◆ PROBLEM REQUIREMENTS ◆
Every record shown below is to be output exactly.

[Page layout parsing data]
━━━━━━━━
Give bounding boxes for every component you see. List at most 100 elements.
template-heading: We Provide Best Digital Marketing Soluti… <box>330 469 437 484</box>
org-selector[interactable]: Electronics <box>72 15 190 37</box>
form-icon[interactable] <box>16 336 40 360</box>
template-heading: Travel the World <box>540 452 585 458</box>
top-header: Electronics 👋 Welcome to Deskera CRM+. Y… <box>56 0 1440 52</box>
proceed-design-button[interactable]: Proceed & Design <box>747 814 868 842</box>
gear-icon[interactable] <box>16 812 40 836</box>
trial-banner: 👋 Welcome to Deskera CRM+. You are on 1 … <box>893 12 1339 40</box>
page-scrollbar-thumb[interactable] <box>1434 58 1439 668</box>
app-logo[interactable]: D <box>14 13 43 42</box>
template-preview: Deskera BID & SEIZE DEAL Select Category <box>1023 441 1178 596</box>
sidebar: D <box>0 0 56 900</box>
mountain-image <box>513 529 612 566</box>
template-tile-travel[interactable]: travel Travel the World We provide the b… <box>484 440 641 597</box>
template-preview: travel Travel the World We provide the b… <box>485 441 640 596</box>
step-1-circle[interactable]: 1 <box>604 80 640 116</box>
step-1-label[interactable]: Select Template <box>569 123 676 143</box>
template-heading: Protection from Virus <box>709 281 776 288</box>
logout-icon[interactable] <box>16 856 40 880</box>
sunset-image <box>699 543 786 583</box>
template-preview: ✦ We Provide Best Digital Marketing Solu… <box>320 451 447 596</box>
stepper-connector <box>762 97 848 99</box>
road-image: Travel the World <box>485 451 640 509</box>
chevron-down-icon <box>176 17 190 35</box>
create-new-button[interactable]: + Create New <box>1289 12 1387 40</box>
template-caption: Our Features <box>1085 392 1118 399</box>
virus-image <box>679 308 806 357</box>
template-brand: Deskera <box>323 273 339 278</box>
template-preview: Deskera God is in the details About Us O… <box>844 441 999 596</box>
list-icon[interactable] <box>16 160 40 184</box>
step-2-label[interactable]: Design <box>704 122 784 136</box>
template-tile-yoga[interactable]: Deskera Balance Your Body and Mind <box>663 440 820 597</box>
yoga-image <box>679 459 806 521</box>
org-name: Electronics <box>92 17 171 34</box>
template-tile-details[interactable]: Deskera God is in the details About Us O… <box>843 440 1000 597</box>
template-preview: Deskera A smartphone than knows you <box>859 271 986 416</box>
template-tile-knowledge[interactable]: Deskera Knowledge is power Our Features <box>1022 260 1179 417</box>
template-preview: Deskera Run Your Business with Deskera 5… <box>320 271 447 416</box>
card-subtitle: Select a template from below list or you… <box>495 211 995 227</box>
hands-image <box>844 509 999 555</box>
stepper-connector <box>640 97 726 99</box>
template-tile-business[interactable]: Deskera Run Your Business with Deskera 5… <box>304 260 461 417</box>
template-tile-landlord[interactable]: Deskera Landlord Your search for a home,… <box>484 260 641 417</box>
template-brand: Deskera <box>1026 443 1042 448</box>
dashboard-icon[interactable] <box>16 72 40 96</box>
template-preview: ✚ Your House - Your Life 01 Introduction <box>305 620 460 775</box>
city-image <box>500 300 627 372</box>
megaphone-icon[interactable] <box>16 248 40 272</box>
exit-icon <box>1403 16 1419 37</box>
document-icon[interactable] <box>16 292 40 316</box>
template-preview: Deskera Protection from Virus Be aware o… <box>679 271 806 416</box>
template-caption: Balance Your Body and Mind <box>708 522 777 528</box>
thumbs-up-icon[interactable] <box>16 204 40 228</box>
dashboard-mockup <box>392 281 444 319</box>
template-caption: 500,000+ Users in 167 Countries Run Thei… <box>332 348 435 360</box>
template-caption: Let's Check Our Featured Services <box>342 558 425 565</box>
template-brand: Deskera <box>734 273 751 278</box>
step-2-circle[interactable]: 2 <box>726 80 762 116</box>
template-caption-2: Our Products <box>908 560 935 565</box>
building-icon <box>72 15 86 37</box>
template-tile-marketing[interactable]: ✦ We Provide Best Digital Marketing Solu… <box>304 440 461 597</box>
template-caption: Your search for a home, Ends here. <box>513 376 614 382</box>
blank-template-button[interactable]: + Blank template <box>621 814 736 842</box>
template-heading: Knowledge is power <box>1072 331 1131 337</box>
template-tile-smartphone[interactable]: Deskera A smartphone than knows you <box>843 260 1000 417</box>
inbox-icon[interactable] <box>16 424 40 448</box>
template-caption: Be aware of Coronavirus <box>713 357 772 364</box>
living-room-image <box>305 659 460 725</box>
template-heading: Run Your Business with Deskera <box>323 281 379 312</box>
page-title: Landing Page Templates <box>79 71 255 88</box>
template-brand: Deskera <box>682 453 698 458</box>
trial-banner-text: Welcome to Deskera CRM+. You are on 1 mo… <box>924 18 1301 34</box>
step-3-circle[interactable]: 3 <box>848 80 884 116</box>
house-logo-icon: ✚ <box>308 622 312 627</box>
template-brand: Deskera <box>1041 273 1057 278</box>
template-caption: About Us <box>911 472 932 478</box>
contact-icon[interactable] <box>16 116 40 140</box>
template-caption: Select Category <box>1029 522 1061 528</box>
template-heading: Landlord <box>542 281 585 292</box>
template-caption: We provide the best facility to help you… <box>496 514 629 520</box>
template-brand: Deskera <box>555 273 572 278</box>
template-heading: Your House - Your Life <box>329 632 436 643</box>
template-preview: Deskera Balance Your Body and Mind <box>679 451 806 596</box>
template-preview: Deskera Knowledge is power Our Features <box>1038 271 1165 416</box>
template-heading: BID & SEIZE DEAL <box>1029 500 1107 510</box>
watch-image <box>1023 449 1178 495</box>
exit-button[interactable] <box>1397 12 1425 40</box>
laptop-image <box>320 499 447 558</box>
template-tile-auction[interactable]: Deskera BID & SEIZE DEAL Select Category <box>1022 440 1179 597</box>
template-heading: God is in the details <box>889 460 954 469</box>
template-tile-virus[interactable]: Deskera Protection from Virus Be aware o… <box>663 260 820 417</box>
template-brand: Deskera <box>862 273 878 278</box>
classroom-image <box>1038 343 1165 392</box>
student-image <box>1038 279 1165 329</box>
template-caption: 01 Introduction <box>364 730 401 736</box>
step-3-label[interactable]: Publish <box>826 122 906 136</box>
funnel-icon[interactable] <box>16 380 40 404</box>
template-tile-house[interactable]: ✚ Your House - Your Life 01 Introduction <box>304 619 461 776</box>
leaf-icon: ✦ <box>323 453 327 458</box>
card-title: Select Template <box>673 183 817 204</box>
━━━━━━━━
◆ RESULT OF THE EXERCISE ◆
Give bounding boxes for every component you see. List at most 100 elements.
template-heading: We Provide Best Digital Marketing Soluti… <box>330 469 437 484</box>
org-selector[interactable]: Electronics <box>72 15 190 37</box>
form-icon[interactable] <box>16 336 40 360</box>
template-heading: Travel the World <box>540 452 585 458</box>
top-header: Electronics 👋 Welcome to Deskera CRM+. Y… <box>56 0 1440 52</box>
proceed-design-button[interactable]: Proceed & Design <box>747 814 868 842</box>
gear-icon[interactable] <box>16 812 40 836</box>
trial-banner: 👋 Welcome to Deskera CRM+. You are on 1 … <box>893 12 1339 40</box>
page-scrollbar-thumb[interactable] <box>1434 58 1439 668</box>
app-logo[interactable]: D <box>14 13 43 42</box>
template-preview: Deskera BID & SEIZE DEAL Select Category <box>1023 441 1178 596</box>
sidebar: D <box>0 0 56 900</box>
mountain-image <box>513 529 612 566</box>
template-tile-travel[interactable]: travel Travel the World We provide the b… <box>484 440 641 597</box>
template-preview: travel Travel the World We provide the b… <box>485 441 640 596</box>
step-1-circle[interactable]: 1 <box>604 80 640 116</box>
step-1-label[interactable]: Select Template <box>569 123 676 143</box>
template-heading: Protection from Virus <box>709 281 776 288</box>
logout-icon[interactable] <box>16 856 40 880</box>
sunset-image <box>699 543 786 583</box>
template-preview: ✦ We Provide Best Digital Marketing Solu… <box>320 451 447 596</box>
stepper-connector <box>762 97 848 99</box>
road-image: Travel the World <box>485 451 640 509</box>
chevron-down-icon <box>176 17 190 35</box>
create-new-button[interactable]: + Create New <box>1289 12 1387 40</box>
template-caption: Our Features <box>1085 392 1118 399</box>
virus-image <box>679 308 806 357</box>
template-brand: Deskera <box>323 273 339 278</box>
template-preview: Deskera God is in the details About Us O… <box>844 441 999 596</box>
list-icon[interactable] <box>16 160 40 184</box>
step-2-label[interactable]: Design <box>704 122 784 136</box>
template-tile-yoga[interactable]: Deskera Balance Your Body and Mind <box>663 440 820 597</box>
yoga-image <box>679 459 806 521</box>
org-name: Electronics <box>92 17 171 34</box>
template-tile-details[interactable]: Deskera God is in the details About Us O… <box>843 440 1000 597</box>
template-preview: Deskera A smartphone than knows you <box>859 271 986 416</box>
template-tile-knowledge[interactable]: Deskera Knowledge is power Our Features <box>1022 260 1179 417</box>
template-preview: Deskera Run Your Business with Deskera 5… <box>320 271 447 416</box>
card-subtitle: Select a template from below list or you… <box>495 211 995 227</box>
hands-image <box>844 509 999 555</box>
stepper-connector <box>640 97 726 99</box>
template-tile-business[interactable]: Deskera Run Your Business with Deskera 5… <box>304 260 461 417</box>
template-tile-landlord[interactable]: Deskera Landlord Your search for a home,… <box>484 260 641 417</box>
template-brand: Deskera <box>1026 443 1042 448</box>
dashboard-icon[interactable] <box>16 72 40 96</box>
template-preview: ✚ Your House - Your Life 01 Introduction <box>305 620 460 775</box>
city-image <box>500 300 627 372</box>
megaphone-icon[interactable] <box>16 248 40 272</box>
exit-icon <box>1403 16 1419 37</box>
document-icon[interactable] <box>16 292 40 316</box>
template-preview: Deskera Protection from Virus Be aware o… <box>679 271 806 416</box>
template-caption: Balance Your Body and Mind <box>708 522 777 528</box>
thumbs-up-icon[interactable] <box>16 204 40 228</box>
dashboard-mockup <box>392 281 444 319</box>
template-caption: 500,000+ Users in 167 Countries Run Thei… <box>332 348 435 360</box>
template-caption: Let's Check Our Featured Services <box>342 558 425 565</box>
template-brand: Deskera <box>734 273 751 278</box>
step-2-circle[interactable]: 2 <box>726 80 762 116</box>
template-caption-2: Our Products <box>908 560 935 565</box>
building-icon <box>72 15 86 37</box>
template-tile-marketing[interactable]: ✦ We Provide Best Digital Marketing Solu… <box>304 440 461 597</box>
template-caption: Your search for a home, Ends here. <box>513 376 614 382</box>
blank-template-button[interactable]: + Blank template <box>621 814 736 842</box>
template-heading: Knowledge is power <box>1072 331 1131 337</box>
template-tile-smartphone[interactable]: Deskera A smartphone than knows you <box>843 260 1000 417</box>
inbox-icon[interactable] <box>16 424 40 448</box>
template-caption: Be aware of Coronavirus <box>713 357 772 364</box>
living-room-image <box>305 659 460 725</box>
template-heading: Run Your Business with Deskera <box>323 281 379 312</box>
page-title: Landing Page Templates <box>79 71 255 88</box>
template-brand: Deskera <box>682 453 698 458</box>
trial-banner-text: Welcome to Deskera CRM+. You are on 1 mo… <box>924 18 1301 34</box>
step-3-circle[interactable]: 3 <box>848 80 884 116</box>
house-logo-icon: ✚ <box>308 622 312 627</box>
template-brand: Deskera <box>1041 273 1057 278</box>
template-caption: About Us <box>911 472 932 478</box>
contact-icon[interactable] <box>16 116 40 140</box>
template-caption: Select Category <box>1029 522 1061 528</box>
template-heading: Landlord <box>542 281 585 292</box>
template-caption: We provide the best facility to help you… <box>496 514 629 520</box>
template-brand: Deskera <box>555 273 572 278</box>
template-heading: Your House - Your Life <box>329 632 436 643</box>
template-preview: Deskera Balance Your Body and Mind <box>679 451 806 596</box>
template-preview: Deskera Knowledge is power Our Features <box>1038 271 1165 416</box>
template-heading: BID & SEIZE DEAL <box>1029 500 1107 510</box>
watch-image <box>1023 449 1178 495</box>
exit-button[interactable] <box>1397 12 1425 40</box>
laptop-image <box>320 499 447 558</box>
template-tile-auction[interactable]: Deskera BID & SEIZE DEAL Select Category <box>1022 440 1179 597</box>
template-heading: God is in the details <box>889 460 954 469</box>
template-tile-virus[interactable]: Deskera Protection from Virus Be aware o… <box>663 260 820 417</box>
template-brand: Deskera <box>862 273 878 278</box>
classroom-image <box>1038 343 1165 392</box>
student-image <box>1038 279 1165 329</box>
template-caption: 01 Introduction <box>364 730 401 736</box>
step-3-label[interactable]: Publish <box>826 122 906 136</box>
funnel-icon[interactable] <box>16 380 40 404</box>
template-tile-house[interactable]: ✚ Your House - Your Life 01 Introduction <box>304 619 461 776</box>
leaf-icon: ✦ <box>323 453 327 458</box>
card-title: Select Template <box>673 183 817 204</box>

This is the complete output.